**Work to complete:**
Give only a count of the lines that include the string "text".

**Data for the task:**
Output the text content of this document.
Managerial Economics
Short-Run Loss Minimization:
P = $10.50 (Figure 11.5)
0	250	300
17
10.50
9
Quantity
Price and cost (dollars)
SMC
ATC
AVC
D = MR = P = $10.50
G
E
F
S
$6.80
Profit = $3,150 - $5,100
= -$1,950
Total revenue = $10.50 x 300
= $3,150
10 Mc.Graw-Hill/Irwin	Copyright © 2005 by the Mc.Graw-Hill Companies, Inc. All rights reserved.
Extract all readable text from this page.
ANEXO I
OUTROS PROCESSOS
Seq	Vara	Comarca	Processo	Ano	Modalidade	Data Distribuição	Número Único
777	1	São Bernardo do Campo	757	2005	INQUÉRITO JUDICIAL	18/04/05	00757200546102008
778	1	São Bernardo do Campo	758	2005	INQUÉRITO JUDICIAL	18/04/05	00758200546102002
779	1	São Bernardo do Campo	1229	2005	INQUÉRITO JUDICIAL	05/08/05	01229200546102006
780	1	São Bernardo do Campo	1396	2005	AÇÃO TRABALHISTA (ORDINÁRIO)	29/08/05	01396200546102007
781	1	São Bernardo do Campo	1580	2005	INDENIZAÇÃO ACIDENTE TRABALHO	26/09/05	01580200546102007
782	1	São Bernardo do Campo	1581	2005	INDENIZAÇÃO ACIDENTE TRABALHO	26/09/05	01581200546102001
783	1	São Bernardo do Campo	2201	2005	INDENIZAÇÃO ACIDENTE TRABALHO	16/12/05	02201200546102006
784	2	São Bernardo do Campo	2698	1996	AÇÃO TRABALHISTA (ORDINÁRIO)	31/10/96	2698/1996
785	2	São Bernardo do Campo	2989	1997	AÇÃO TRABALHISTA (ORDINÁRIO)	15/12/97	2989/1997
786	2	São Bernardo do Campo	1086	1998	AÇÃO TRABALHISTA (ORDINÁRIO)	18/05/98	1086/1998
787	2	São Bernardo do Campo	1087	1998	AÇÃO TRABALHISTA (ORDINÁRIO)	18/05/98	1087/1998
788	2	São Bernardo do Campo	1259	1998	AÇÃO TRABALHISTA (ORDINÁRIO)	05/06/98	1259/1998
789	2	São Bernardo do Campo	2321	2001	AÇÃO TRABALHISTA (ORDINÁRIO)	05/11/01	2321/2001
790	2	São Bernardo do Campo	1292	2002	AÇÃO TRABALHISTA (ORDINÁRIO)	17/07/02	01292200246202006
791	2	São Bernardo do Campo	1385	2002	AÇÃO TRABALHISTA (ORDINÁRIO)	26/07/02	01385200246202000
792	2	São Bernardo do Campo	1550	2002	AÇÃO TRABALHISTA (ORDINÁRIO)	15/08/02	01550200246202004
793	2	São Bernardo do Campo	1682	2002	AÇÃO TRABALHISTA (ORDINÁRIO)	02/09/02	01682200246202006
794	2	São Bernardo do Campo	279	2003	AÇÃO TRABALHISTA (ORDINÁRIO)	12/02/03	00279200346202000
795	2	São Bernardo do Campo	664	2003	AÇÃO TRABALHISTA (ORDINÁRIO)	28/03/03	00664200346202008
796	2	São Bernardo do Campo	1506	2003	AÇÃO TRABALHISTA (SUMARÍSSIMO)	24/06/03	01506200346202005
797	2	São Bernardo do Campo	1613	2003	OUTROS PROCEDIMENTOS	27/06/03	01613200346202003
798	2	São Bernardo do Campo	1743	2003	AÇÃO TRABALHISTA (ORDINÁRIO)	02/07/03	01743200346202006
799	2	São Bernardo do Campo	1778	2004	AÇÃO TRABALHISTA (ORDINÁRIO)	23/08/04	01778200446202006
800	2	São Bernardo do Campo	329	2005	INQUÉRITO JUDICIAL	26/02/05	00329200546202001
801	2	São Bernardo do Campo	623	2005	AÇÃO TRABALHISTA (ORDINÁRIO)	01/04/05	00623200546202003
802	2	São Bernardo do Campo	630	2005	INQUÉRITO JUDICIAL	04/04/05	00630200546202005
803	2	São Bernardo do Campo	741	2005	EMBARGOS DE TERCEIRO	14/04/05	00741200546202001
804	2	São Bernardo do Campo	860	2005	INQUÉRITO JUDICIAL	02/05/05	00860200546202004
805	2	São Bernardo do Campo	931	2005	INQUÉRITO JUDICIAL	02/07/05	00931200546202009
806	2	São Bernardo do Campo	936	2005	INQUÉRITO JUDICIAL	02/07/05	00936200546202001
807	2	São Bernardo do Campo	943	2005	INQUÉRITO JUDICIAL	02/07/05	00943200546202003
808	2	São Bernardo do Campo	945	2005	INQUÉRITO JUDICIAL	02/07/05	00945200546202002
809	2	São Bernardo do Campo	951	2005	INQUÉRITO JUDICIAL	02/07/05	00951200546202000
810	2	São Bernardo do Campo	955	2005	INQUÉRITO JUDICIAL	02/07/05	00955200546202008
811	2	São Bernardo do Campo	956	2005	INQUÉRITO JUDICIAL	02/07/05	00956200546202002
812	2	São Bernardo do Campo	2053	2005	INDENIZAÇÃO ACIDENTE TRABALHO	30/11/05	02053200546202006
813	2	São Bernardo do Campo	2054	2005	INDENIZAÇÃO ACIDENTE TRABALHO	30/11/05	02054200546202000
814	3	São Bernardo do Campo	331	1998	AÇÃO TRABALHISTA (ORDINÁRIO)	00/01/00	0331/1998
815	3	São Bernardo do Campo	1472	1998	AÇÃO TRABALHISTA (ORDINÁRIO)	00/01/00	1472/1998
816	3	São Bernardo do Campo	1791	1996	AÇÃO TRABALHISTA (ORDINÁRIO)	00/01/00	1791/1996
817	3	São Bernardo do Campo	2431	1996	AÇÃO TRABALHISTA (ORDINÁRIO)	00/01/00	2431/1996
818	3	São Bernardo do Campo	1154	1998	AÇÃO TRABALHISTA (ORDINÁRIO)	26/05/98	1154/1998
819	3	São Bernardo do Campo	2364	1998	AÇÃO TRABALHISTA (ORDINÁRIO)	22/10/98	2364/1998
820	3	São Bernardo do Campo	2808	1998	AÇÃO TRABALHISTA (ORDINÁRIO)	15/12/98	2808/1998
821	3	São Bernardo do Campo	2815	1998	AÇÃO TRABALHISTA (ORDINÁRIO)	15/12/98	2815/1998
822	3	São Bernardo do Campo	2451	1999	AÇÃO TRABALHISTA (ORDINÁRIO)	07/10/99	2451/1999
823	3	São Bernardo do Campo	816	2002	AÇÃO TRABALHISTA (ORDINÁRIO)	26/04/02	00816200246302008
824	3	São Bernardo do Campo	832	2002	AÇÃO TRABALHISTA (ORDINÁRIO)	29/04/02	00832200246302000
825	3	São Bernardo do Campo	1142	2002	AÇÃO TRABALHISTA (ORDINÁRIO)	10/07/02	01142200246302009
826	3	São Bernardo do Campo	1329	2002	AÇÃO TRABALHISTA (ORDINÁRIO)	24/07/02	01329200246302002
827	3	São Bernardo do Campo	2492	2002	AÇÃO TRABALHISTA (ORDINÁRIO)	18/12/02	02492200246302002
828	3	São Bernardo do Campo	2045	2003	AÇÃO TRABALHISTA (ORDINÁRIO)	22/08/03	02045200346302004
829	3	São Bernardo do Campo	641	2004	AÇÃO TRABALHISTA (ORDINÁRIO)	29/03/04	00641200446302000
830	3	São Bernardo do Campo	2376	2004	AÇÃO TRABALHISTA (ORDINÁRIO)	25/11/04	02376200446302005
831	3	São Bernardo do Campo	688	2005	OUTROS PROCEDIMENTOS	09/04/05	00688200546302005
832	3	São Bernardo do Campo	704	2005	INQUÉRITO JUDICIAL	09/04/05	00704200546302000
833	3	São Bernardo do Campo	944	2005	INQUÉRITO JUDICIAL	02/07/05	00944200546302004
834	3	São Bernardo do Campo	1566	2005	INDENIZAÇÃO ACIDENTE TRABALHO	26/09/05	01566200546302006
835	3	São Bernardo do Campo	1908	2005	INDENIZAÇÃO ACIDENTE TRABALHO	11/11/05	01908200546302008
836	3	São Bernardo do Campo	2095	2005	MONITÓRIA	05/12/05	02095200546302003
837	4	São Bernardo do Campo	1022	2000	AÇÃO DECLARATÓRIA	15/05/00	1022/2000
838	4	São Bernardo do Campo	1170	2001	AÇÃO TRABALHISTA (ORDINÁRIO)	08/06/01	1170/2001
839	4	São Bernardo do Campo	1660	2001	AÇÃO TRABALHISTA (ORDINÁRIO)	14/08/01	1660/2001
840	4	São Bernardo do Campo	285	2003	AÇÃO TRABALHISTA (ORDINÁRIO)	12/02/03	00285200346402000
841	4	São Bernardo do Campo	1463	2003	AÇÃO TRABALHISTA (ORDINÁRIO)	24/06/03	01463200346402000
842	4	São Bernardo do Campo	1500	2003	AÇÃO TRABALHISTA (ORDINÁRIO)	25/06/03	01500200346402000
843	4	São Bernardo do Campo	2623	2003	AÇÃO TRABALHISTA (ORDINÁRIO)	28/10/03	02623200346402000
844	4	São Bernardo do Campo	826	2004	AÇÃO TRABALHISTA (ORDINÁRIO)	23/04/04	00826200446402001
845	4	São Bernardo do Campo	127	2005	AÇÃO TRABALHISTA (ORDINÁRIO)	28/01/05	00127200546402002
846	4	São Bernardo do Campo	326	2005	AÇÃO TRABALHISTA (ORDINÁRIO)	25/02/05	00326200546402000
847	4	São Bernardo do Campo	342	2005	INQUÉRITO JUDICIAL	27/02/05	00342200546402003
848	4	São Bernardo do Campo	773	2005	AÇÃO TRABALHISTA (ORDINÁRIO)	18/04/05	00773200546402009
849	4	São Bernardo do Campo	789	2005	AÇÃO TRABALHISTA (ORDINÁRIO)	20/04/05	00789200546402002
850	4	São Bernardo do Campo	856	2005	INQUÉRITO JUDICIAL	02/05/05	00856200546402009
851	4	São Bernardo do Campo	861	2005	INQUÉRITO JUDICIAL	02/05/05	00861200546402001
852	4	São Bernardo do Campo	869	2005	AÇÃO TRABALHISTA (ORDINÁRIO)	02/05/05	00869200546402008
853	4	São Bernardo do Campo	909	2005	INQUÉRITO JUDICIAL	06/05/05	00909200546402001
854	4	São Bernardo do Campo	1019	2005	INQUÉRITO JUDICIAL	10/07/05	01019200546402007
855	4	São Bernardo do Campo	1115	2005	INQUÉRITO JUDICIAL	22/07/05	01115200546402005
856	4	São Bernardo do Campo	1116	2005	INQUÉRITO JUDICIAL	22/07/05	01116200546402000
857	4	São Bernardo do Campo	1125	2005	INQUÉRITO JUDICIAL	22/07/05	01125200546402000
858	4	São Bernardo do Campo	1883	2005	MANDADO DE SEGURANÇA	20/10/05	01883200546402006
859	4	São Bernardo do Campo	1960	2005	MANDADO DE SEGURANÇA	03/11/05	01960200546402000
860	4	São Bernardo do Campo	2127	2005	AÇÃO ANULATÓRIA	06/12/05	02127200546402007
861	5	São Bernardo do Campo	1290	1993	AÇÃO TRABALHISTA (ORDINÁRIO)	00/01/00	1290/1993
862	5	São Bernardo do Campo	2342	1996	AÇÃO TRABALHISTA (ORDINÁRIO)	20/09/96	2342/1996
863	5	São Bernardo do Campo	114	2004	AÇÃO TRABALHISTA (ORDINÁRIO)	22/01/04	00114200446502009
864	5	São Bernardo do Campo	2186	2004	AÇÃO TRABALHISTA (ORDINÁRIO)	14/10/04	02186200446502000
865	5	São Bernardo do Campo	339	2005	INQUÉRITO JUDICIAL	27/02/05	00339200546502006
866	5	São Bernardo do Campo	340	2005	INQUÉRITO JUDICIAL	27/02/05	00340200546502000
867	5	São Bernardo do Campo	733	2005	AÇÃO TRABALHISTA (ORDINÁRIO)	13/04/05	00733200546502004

**Correct answer:**
2